-- Goal of the exercise --
Repeat all the records exactly, omitting pictures.

-- Stored data --
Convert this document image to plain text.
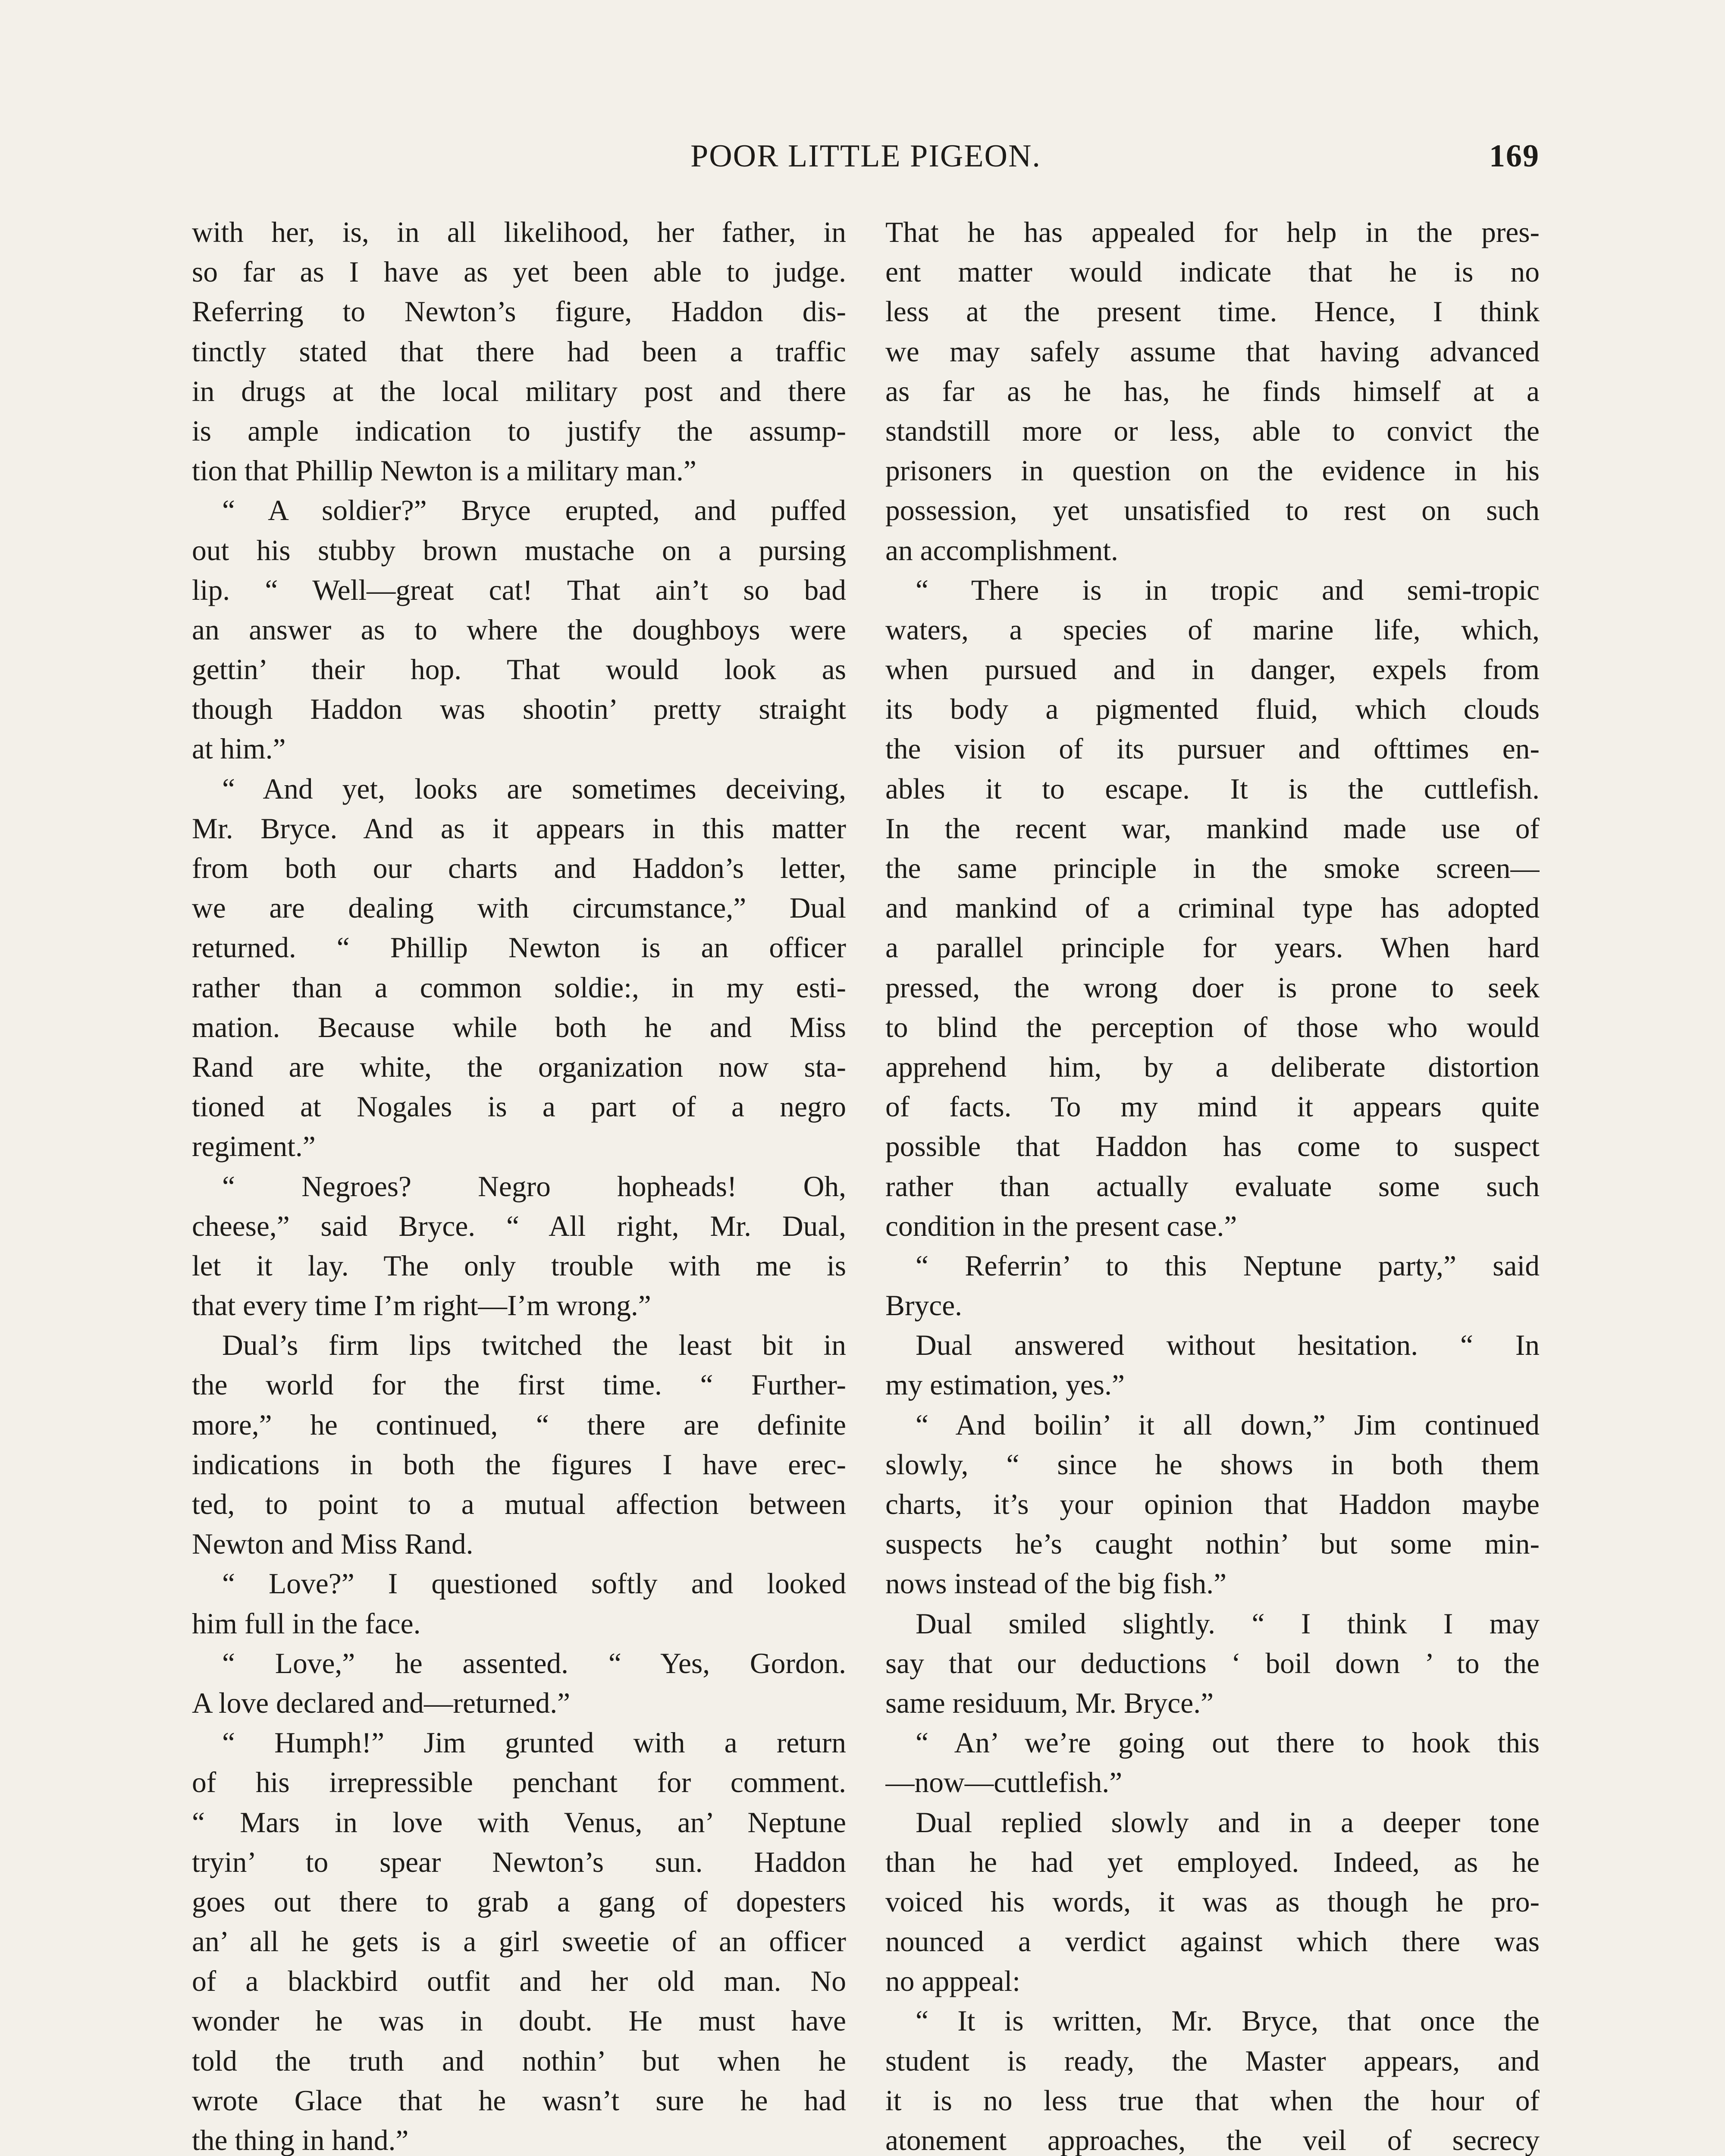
POOR LITTLE PIGEON.	169
with her, is, in all likelihood, her father, in
so far as I have as yet been able to judge.
Referring to Newton’s figure, Haddon dis-
tinctly stated that there had been a traffic
in drugs at the local military post and there
is ample indication to justify the assump-
tion that Phillip Newton is a military man.”
“ A soldier?” Bryce erupted, and puffed
out his stubby brown mustache on a pursing
lip. “ Well—great cat! That ain’t so bad
an answer as to where the doughboys were
gettin’ their hop. That would look as
though Haddon was shootin’ pretty straight
at him.”
“ And yet, looks are sometimes deceiving,
Mr. Bryce. And as it appears in this matter
from both our charts and Haddon’s letter,
we are dealing with circumstance,” Dual
returned. “ Phillip Newton is an officer
rather than a common soldie:, in my esti-
mation. Because while both he and Miss
Rand are white, the organization now sta-
tioned at Nogales is a part of a negro
regiment.”
“ Negroes? Negro hopheads! Oh,
cheese,” said Bryce. “ All right, Mr. Dual,
let it lay. The only trouble with me is
that every time I’m right—I’m wrong.”
Dual’s firm lips twitched the least bit in
the world for the first time. “ Further-
more,” he continued, “ there are definite
indications in both the figures I have erec-
ted, to point to a mutual affection between
Newton and Miss Rand.
“ Love?” I questioned softly and looked
him full in the face.
“ Love,” he assented. “ Yes, Gordon.
A love declared and—returned.”
“ Humph!” Jim grunted with a return
of his irrepressible penchant for comment.
“ Mars in love with Venus, an’ Neptune
tryin’ to spear Newton’s sun. Haddon
goes out there to grab a gang of dopesters
an’ all he gets is a girl sweetie of an officer
of a blackbird outfit and her old man. No
wonder he was in doubt. He must have
told the truth and nothin’ but when he
wrote Glace that he wasn’t sure he had
the thing in hand.”
That he has appealed for help in the pres-
ent matter would indicate that he is no
less at the present time. Hence, I think
we may safely assume that having advanced
as far as he has, he finds himself at a
standstill more or less, able to convict the
prisoners in question on the evidence in his
possession, yet unsatisfied to rest on such
an accomplishment.
“ There is in tropic and semi-tropic
waters, a species of marine life, which,
when pursued and in danger, expels from
its body a pigmented fluid, which clouds
the vision of its pursuer and ofttimes en-
ables it to escape. It is the cuttlefish.
In the recent war, mankind made use of
the same principle in the smoke screen—
and mankind of a criminal type has adopted
a parallel principle for years. When hard
pressed, the wrong doer is prone to seek
to blind the perception of those who would
apprehend him, by a deliberate distortion
of facts. To my mind it appears quite
possible that Haddon has come to suspect
rather than actually evaluate some such
condition in the present case.”
“ Referrin’ to this Neptune party,” said
Bryce.
Dual answered without hesitation. “ In
my estimation, yes.”
“ And boilin’ it all down,” Jim continued
slowly, “ since he shows in both them
charts, it’s your opinion that Haddon maybe
suspects he’s caught nothin’ but some min-
nows instead of the big fish.”
Dual smiled slightly. “ I think I may
say that our deductions ‘ boil down ’ to the
same residuum, Mr. Bryce.”
“ An’ we’re going out there to hook this
—now—cuttlefish.”
Dual replied slowly and in a deeper tone
than he had yet employed. Indeed, as he
voiced his words, it was as though he pro-
nounced a verdict against which there was
no apppeal:
“ It is written, Mr. Bryce, that once the
student is ready, the Master appears, and
it is no less true that when the hour of
atonement approaches, the veil of secrecy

-- Response to this task --
Convert this document image to plain text.
POOR LITTLE PIGEON.	169
with her, is, in all likelihood, her father, in
so far as I have as yet been able to judge.
Referring to Newton’s figure, Haddon dis-
tinctly stated that there had been a traffic
in drugs at the local military post and there
is ample indication to justify the assump-
tion that Phillip Newton is a military man.”
“ A soldier?” Bryce erupted, and puffed
out his stubby brown mustache on a pursing
lip. “ Well—great cat! That ain’t so bad
an answer as to where the doughboys were
gettin’ their hop. That would look as
though Haddon was shootin’ pretty straight
at him.”
“ And yet, looks are sometimes deceiving,
Mr. Bryce. And as it appears in this matter
from both our charts and Haddon’s letter,
we are dealing with circumstance,” Dual
returned. “ Phillip Newton is an officer
rather than a common soldie:, in my esti-
mation. Because while both he and Miss
Rand are white, the organization now sta-
tioned at Nogales is a part of a negro
regiment.”
“ Negroes? Negro hopheads! Oh,
cheese,” said Bryce. “ All right, Mr. Dual,
let it lay. The only trouble with me is
that every time I’m right—I’m wrong.”
Dual’s firm lips twitched the least bit in
the world for the first time. “ Further-
more,” he continued, “ there are definite
indications in both the figures I have erec-
ted, to point to a mutual affection between
Newton and Miss Rand.
“ Love?” I questioned softly and looked
him full in the face.
“ Love,” he assented. “ Yes, Gordon.
A love declared and—returned.”
“ Humph!” Jim grunted with a return
of his irrepressible penchant for comment.
“ Mars in love with Venus, an’ Neptune
tryin’ to spear Newton’s sun. Haddon
goes out there to grab a gang of dopesters
an’ all he gets is a girl sweetie of an officer
of a blackbird outfit and her old man. No
wonder he was in doubt. He must have
told the truth and nothin’ but when he
wrote Glace that he wasn’t sure he had
the thing in hand.”
That he has appealed for help in the pres-
ent matter would indicate that he is no
less at the present time. Hence, I think
we may safely assume that having advanced
as far as he has, he finds himself at a
standstill more or less, able to convict the
prisoners in question on the evidence in his
possession, yet unsatisfied to rest on such
an accomplishment.
“ There is in tropic and semi-tropic
waters, a species of marine life, which,
when pursued and in danger, expels from
its body a pigmented fluid, which clouds
the vision of its pursuer and ofttimes en-
ables it to escape. It is the cuttlefish.
In the recent war, mankind made use of
the same principle in the smoke screen—
and mankind of a criminal type has adopted
a parallel principle for years. When hard
pressed, the wrong doer is prone to seek
to blind the perception of those who would
apprehend him, by a deliberate distortion
of facts. To my mind it appears quite
possible that Haddon has come to suspect
rather than actually evaluate some such
condition in the present case.”
“ Referrin’ to this Neptune party,” said
Bryce.
Dual answered without hesitation. “ In
my estimation, yes.”
“ And boilin’ it all down,” Jim continued
slowly, “ since he shows in both them
charts, it’s your opinion that Haddon maybe
suspects he’s caught nothin’ but some min-
nows instead of the big fish.”
Dual smiled slightly. “ I think I may
say that our deductions ‘ boil down ’ to the
same residuum, Mr. Bryce.”
“ An’ we’re going out there to hook this
—now—cuttlefish.”
Dual replied slowly and in a deeper tone
than he had yet employed. Indeed, as he
voiced his words, it was as though he pro-
nounced a verdict against which there was
no apppeal:
“ It is written, Mr. Bryce, that once the
student is ready, the Master appears, and
it is no less true that when the hour of
atonement approaches, the veil of secrecy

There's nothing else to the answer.